◆ **TASKS**
1) According to the FERC ruling summary, why does a project that only replaces existing equipment to address an end-of-life condition fall outside regional transmission planning under the PJM Operating Agreement? Answer in one to three sentences.
2) List every measure that the proposal filed in ER20-2308 would have put in place, as enumerated in the FERC ruling summary.
3) Write the next part of the FERC ruling summary, picking up after its final sentence about the proposed natural gas price index revisions.

FERC Rejects Putting End of Life transmission Projects under PJM's RTEP Transmission planning process
In ER20-2308, PJM filed a proposal developed by PJM Stakeholders to provide a structure for end-of-life (EOL)-driven transmission projects to be reviewed and developed under PJM’s Regional Transmission Expansion Plan (RTEP). The Proposal would: (1) obligate PJM TOs to submit a binding notification to PJM of facilities that will reach their EOL within six years; (2) require PJM TOs to develop an EOL program, including criteria, for facilities approaching EOL status; (3) require PJM TOs to provide PJM a 10-year, forward-looking list of facilities’ EOL Conditions; (4) exclude the planning of EOL facilities from the RTEP reliability exemption for transmission facilities under 200 kV; and (5) remove the planning of EOL facilities from Attachment M-3 and include all EOL facilities under the PJM RTEP planning process. This proposal was opposed by the PJM TOs.
FERC rejected the Proposal, finding that, under applicable agreements, the PJM TOs retain the rights to maintain their transmission facilities and when facilities should be retired, and that PJM’s authority extended to directing the operation of the transmission facilities, administering the PJM OATT, and administering the RTEP process. FERC also found that a transmission project to address EOL Conditions that is limited to replacing existing equipment, or that involves only an incidental increase in transmission capacity, does not involve expansion or enhancement of the regional transmission system. Such a replacement project does not fall under regional transmission planning under the PJM Operating Agreement as it relates solely to maintenance of existing facilities, and it does not “expand” or “enhance” the PJM grid. Transmission projects to address an EOL Condition that replace existing equipment involve decisions regarding retirement and maintenance of existing equipment, a responsibility that the PJM TOs specifically retained.
In Docket Nos. PL-20-3 and RM20-7, FERC proposed revisions to its policy statement for natural gas index developers and change reporting requirements for those who report prices to those index developers. The changes proposed are intended to support the formation of physical natural gas price indices.

◆ **DATA SHOWN**
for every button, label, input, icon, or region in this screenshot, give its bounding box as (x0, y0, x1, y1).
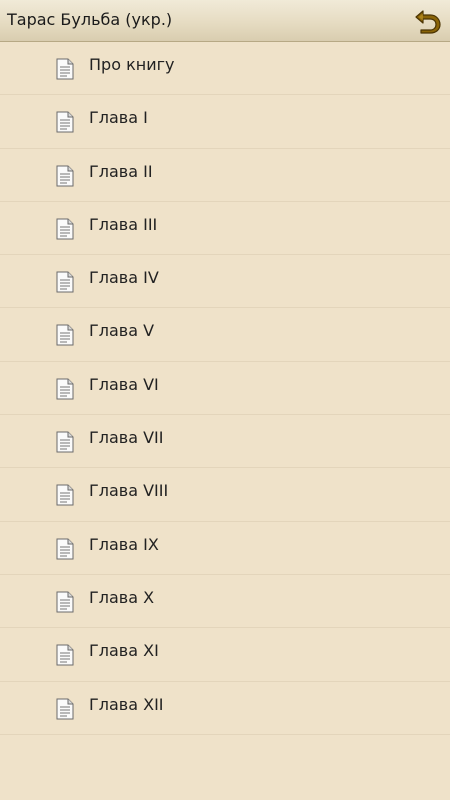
list-item-label: Глава IV (89, 268, 159, 288)
list-item-chapter-8[interactable]: Глава VIII (0, 468, 450, 522)
document-icon (56, 431, 74, 453)
document-icon (56, 58, 74, 80)
list-item-label: Глава V (89, 321, 155, 341)
document-icon (56, 324, 74, 346)
list-item-chapter-7[interactable]: Глава VII (0, 415, 450, 469)
list-item-label: Глава III (89, 214, 158, 234)
list-item-chapter-9[interactable]: Глава IX (0, 522, 450, 575)
list-item-chapter-10[interactable]: Глава X (0, 575, 450, 629)
list-item-label: Глава VI (89, 374, 159, 394)
document-icon (56, 538, 74, 560)
list-item-chapter-4[interactable]: Глава IV (0, 255, 450, 309)
list-item-label: Глава IX (89, 534, 159, 554)
document-icon (56, 271, 74, 293)
list-item-chapter-11[interactable]: Глава XI (0, 628, 450, 682)
list-item-label: Глава VIII (89, 481, 169, 501)
list-item-about-book[interactable]: Про книгу (0, 42, 450, 96)
list-item-label: Глава I (89, 108, 148, 128)
chapter-list: Про книгу Глава I Глава II Глава III Гла… (0, 42, 450, 735)
undo-arrow-icon (415, 10, 441, 34)
list-item-label: Глава X (89, 587, 155, 607)
list-item-label: Про книгу (89, 55, 175, 74)
document-icon (56, 378, 74, 400)
page-title: Тарас Бульба (укр.) (7, 10, 173, 29)
list-item-label: Глава VII (89, 428, 164, 448)
document-icon (56, 218, 74, 240)
back-button[interactable] (412, 5, 444, 37)
document-icon (56, 698, 74, 720)
list-item-chapter-5[interactable]: Глава V (0, 308, 450, 362)
list-item-chapter-6[interactable]: Глава VI (0, 362, 450, 416)
list-item-chapter-12[interactable]: Глава XII (0, 682, 450, 735)
document-icon (56, 644, 74, 666)
list-item-chapter-1[interactable]: Глава I (0, 95, 450, 149)
document-icon (56, 165, 74, 187)
list-item-label: Глава II (89, 161, 153, 181)
list-item-chapter-2[interactable]: Глава II (0, 149, 450, 202)
list-item-chapter-3[interactable]: Глава III (0, 202, 450, 256)
app-header: Тарас Бульба (укр.) (0, 0, 450, 42)
document-icon (56, 111, 74, 133)
document-icon (56, 484, 74, 506)
list-item-label: Глава XI (89, 641, 159, 661)
document-icon (56, 591, 74, 613)
list-item-label: Глава XII (89, 694, 164, 714)
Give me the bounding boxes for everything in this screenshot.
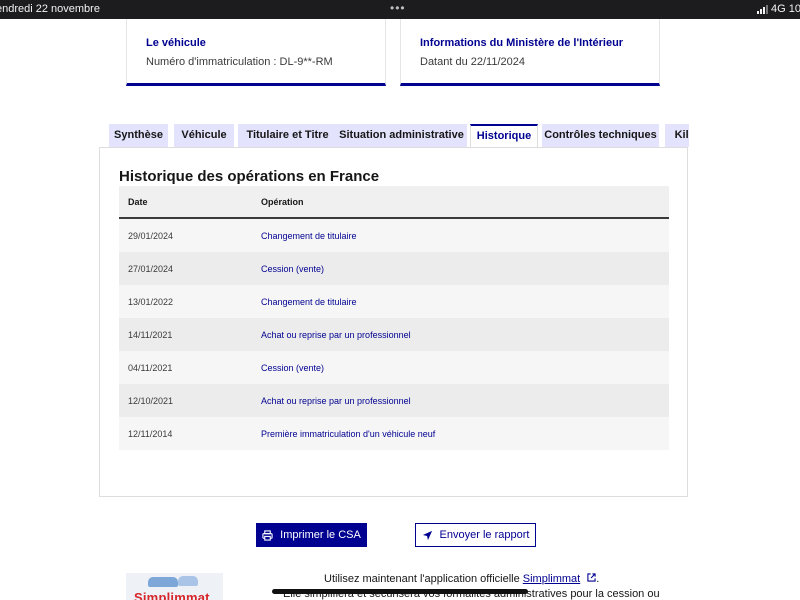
history-table: Date Opération 29/01/2024 Changement de … [119,186,669,450]
table-row: 29/01/2024 Changement de titulaire [119,219,669,252]
row-operation: Changement de titulaire [261,231,357,241]
car-icon [178,576,198,586]
send-report-label: Envoyer le rapport [439,529,530,541]
printer-icon [262,529,273,541]
row-date: 27/01/2024 [128,264,174,274]
status-right: 4G 10 [757,3,800,15]
tab-historique[interactable]: Historique [470,124,538,148]
ministry-date: Datant du 22/11/2024 [420,56,525,68]
print-csa-label: Imprimer le CSA [280,529,361,541]
row-operation: Première immatriculation d'un véhicule n… [261,429,436,439]
row-operation: Achat ou reprise par un professionnel [261,330,411,340]
table-row: 27/01/2024 Cession (vente) [119,252,669,285]
row-date: 04/11/2021 [128,363,173,373]
promo-suffix: . [596,573,600,585]
ministry-card-title: Informations du Ministère de l'Intérieur [420,37,624,49]
tab-kilometrage[interactable]: Kilo [665,124,689,147]
send-report-button[interactable]: Envoyer le rapport [415,523,536,547]
vehicle-card-title: Le véhicule [146,37,206,49]
row-operation: Changement de titulaire [261,297,357,307]
row-operation: Cession (vente) [261,264,325,274]
row-date: 29/01/2024 [128,231,174,241]
status-bar: endredi 22 novembre ••• 4G 10 [0,0,800,19]
tab-titulaire[interactable]: Titulaire et Titre [238,124,337,147]
send-arrow-icon [422,530,432,540]
table-body: 29/01/2024 Changement de titulaire 27/01… [119,219,669,450]
column-header-date: Date [128,197,148,207]
tab-situation-administrative[interactable]: Situation administrative [336,124,467,147]
column-header-operation: Opération [261,197,304,207]
car-icon [148,577,178,587]
multitasking-dots-icon[interactable]: ••• [390,1,406,15]
vehicle-card: Le véhicule Numéro d'immatriculation : D… [126,19,386,86]
simplimmat-logo-text: Simplimmat [134,590,210,600]
external-link-icon [587,573,596,582]
tab-synthese[interactable]: Synthèse [109,124,168,147]
ministry-card: Informations du Ministère de l'Intérieur… [400,19,660,86]
print-csa-button[interactable]: Imprimer le CSA [256,523,367,547]
registration-number: Numéro d'immatriculation : DL-9**-RM [146,56,333,68]
row-date: 12/10/2021 [128,396,174,406]
table-row: 13/01/2022 Changement de titulaire [119,285,669,318]
promo-text: Utilisez maintenant l'application offici… [324,573,523,585]
tab-bar: Synthèse Véhicule Titulaire et Titre Sit… [109,124,689,148]
promo-line: Utilisez maintenant l'application offici… [324,573,599,585]
tab-vehicule[interactable]: Véhicule [174,124,234,147]
table-row: 12/11/2014 Première immatriculation d'un… [119,417,669,450]
row-operation: Achat ou reprise par un professionnel [261,396,411,406]
table-row: 14/11/2021 Achat ou reprise par un profe… [119,318,669,351]
simplimmat-link[interactable]: Simplimmat [523,573,580,585]
status-date: endredi 22 novembre [0,3,100,15]
signal-icon [757,4,768,14]
home-indicator[interactable] [272,589,528,594]
history-panel: Historique des opérations en France Date… [99,147,688,497]
network-label: 4G 10 [771,3,800,15]
row-date: 14/11/2021 [128,330,173,340]
simplimmat-logo: Simplimmat [126,573,223,600]
table-row: 12/10/2021 Achat ou reprise par un profe… [119,384,669,417]
table-row: 04/11/2021 Cession (vente) [119,351,669,384]
row-operation: Cession (vente) [261,363,325,373]
tab-controles-techniques[interactable]: Contrôles techniques [542,124,659,147]
table-header: Date Opération [119,186,669,219]
row-date: 13/01/2022 [128,297,174,307]
row-date: 12/11/2014 [128,429,173,439]
history-title: Historique des opérations en France [119,168,380,185]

◆ **RESPONSE LIST**
1) Such a project relates solely to maintenance of existing facilities and does not "expand" or "enhance" the PJM grid. Decisions about retiring and maintaining existing equipment are a responsibility that the PJM TOs specifically retained.

2)
1. Obligate PJM TOs to submit a binding notification to PJM of facilities that will reach their EOL within six years.
2. Require PJM TOs to develop an EOL program, including criteria, for facilities approaching EOL status.
3. Require PJM TOs to provide PJM a 10-year, forward-looking list of facilities' EOL Conditions.
4. Exclude the planning of EOL facilities from the RTEP reliability exemption for transmission facilities under 200 kV.
5. Remove the planning of EOL facilities from Attachment M-3 and include all EOL facilities under the PJM RTEP planning process.

3)
A natural gas price index is a weighted average price derived from a set of fixed-price natural gas transactions within distinct geographical boundaries that market participants voluntarily report to a price index developer. Natural gas price indices play a vital role in the energy industry as they are used to price billions of dollars of natural gas and electricity transactions annually in both the physical and financial markets. Natural gas markets depend on robust and accurate indices in order to ensure just and reasonable prices. Natural gas price indices serve as a proxy for the locational cost of natural gas in the daily and monthly trading markets, as many market participants reference natural gas index prices in their physical and financial transactions. Interstate natural gas pipelines, public utilities, Independent System Operators (ISOs), and Regional Transmission Organizations (RTOs) reference natural gas price indices in their tariffs for various terms and conditions of service. State commissions also use natural gas price indices as benchmarks when reviewing the prudence of natural gas or electricity purchases. Finally, many natural gas financial derivative contracts that are used in hedging and speculation settle against natural gas price indices.
To address the relative low number of fixed price volumes reported to index developers and the potential effects on market liquidity, FERC proposed several revisions to the Commission’s price index policy set forth in its prior Policy Statement. The revisions would reduce perceived reporting burdens, encourage more reporting, and provide greater transparency into the natural gas price formation process. As a result, the revisions would increase confidence in the accuracy and reliability of wholesale natural gas prices.
First, FERC proposed to allow data providers to report either their non-index based next- day natural gas transactions, their non-index based next-month natural gas transactions, or both types of transactions, to price index developers. Second, FERC proposed to allow data providers to self-audit the transactions they provide to price index developers on a biennial basis. Currently, data providers are required to perform a self-audit on an annual basis. The revisions are aimed at reducing the burden associated with price reporting in the hope that it may lead to additional market participants reporting their transactions to index developers. In addition, FERC proposed to encourage data providers to report to all available Commission-approved price index developers.
FERC also proposed two revisions to increase transparency in the natural gas price formation process. It proposed to modify the Commission’s standards to remain an approved natural gas price index developer such that price index developers should: (1) indicate whether a published index price is assessed in their published indices and (2) obtain re-approval in order for their indices to continue to be included in FERC-jurisdictional tariffs. Finally, FERC proposed to clarify the review period for assessing the liquidity of price indices submitted for reference in FERC-jurisdictional tariffs.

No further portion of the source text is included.